**What you will do:** Tally every line of the material that includes "this", then give the tally and nothing else.

**Provided records:**
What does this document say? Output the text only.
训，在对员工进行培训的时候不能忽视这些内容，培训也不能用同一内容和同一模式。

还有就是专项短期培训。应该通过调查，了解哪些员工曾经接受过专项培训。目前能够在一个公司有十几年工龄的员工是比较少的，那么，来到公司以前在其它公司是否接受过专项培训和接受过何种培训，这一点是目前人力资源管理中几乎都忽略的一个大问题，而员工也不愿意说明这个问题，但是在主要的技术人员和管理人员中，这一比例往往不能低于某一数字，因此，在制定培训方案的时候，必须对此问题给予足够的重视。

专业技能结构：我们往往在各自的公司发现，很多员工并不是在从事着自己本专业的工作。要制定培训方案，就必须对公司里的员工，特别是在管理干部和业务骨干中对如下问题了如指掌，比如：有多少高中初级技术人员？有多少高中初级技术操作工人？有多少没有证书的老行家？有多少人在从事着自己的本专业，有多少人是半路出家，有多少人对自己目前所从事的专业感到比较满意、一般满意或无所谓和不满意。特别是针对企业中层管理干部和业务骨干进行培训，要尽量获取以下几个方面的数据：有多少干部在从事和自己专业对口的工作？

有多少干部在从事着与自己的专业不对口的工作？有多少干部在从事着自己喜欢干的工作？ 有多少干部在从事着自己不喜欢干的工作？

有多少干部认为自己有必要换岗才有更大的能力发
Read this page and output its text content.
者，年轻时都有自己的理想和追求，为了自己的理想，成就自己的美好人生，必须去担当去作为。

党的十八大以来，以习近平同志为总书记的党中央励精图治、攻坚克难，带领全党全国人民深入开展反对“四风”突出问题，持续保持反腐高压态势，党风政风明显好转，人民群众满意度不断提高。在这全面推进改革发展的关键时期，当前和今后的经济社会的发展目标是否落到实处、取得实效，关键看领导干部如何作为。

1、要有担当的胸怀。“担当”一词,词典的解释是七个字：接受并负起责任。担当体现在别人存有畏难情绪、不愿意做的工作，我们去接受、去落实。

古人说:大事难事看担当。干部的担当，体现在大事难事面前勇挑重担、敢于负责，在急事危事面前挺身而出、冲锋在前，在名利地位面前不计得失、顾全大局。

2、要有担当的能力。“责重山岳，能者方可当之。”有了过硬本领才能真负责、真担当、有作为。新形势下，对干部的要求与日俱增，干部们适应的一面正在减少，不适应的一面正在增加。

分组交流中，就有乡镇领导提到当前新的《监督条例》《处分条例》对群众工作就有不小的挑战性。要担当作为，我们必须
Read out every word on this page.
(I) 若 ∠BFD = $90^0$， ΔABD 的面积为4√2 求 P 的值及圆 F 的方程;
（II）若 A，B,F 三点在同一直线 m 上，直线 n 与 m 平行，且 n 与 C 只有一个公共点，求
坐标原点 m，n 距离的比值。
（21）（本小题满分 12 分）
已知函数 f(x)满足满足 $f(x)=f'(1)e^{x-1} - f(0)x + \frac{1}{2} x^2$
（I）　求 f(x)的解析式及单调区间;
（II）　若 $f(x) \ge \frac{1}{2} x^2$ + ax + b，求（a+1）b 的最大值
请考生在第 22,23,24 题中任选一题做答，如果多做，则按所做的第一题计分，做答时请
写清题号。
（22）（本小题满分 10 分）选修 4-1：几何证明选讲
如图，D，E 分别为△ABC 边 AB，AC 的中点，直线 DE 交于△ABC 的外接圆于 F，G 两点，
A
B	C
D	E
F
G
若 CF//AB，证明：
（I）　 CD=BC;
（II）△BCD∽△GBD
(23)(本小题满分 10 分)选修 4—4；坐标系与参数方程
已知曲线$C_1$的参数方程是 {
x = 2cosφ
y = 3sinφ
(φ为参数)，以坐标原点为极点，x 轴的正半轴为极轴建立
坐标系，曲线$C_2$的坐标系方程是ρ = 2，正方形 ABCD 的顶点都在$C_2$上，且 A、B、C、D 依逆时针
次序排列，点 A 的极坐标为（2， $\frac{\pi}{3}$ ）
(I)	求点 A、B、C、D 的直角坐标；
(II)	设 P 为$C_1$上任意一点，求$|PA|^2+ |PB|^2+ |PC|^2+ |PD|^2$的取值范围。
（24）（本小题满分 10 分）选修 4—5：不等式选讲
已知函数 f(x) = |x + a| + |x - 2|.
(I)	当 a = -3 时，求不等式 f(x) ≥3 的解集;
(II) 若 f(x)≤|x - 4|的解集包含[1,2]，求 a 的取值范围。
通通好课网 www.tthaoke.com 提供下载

**Written answer:** 3